• WRITTEN INSTRUCTION:
Write out all of the entries that follow, word for word, but skip the pictures.

[Data records]
-------------------------
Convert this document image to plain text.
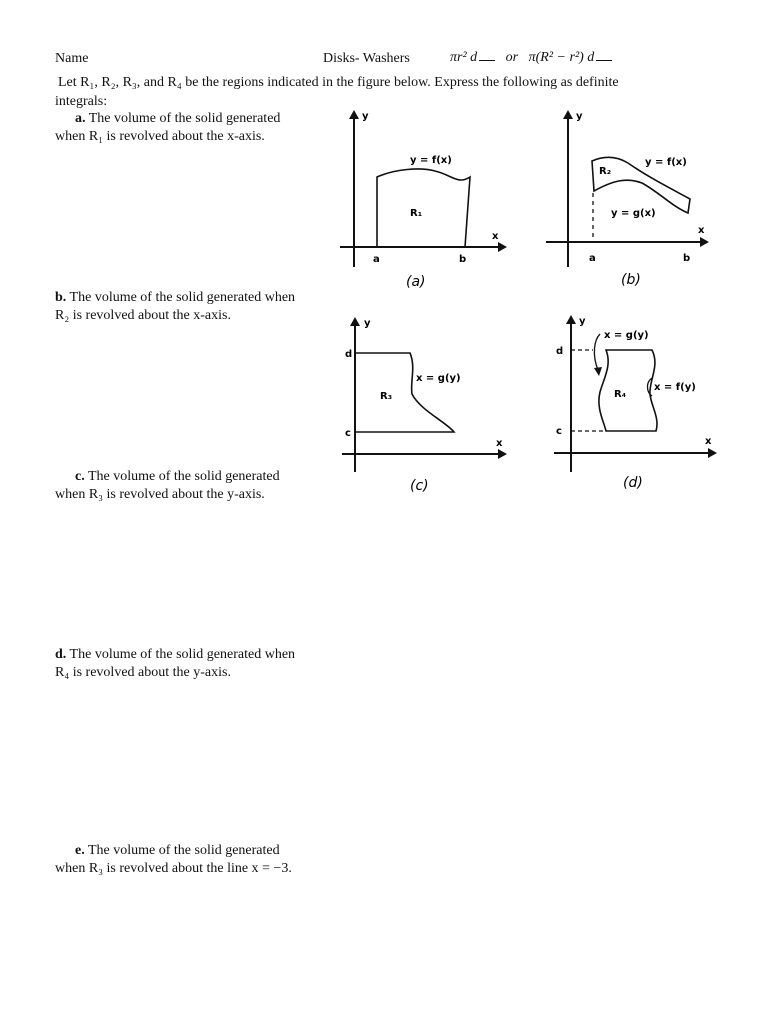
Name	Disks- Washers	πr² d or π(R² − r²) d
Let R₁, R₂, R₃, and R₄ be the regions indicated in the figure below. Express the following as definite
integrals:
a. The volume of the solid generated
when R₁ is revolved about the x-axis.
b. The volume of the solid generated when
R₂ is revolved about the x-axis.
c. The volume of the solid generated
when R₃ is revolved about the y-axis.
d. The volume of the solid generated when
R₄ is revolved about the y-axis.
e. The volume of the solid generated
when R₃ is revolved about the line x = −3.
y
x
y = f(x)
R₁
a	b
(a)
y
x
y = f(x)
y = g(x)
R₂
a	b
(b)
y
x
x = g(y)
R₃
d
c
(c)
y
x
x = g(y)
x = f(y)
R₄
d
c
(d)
-------------------------
• FINISHED EXERCISE:
Convert this document image to plain text.
Name	Disks- Washers	πr² d or π(R² − r²) d
Let R₁, R₂, R₃, and R₄ be the regions indicated in the figure below. Express the following as definite
integrals:
a. The volume of the solid generated
when R₁ is revolved about the x-axis.
b. The volume of the solid generated when
R₂ is revolved about the x-axis.
c. The volume of the solid generated
when R₃ is revolved about the y-axis.
d. The volume of the solid generated when
R₄ is revolved about the y-axis.
e. The volume of the solid generated
when R₃ is revolved about the line x = −3.
y
x
y = f(x)
R₁
a	b
(a)
y
x
y = f(x)
y = g(x)
R₂
a	b
(b)
y
x
x = g(y)
R₃
d
c
(c)
y
x
x = g(y)
x = f(y)
R₄
d
c
(d)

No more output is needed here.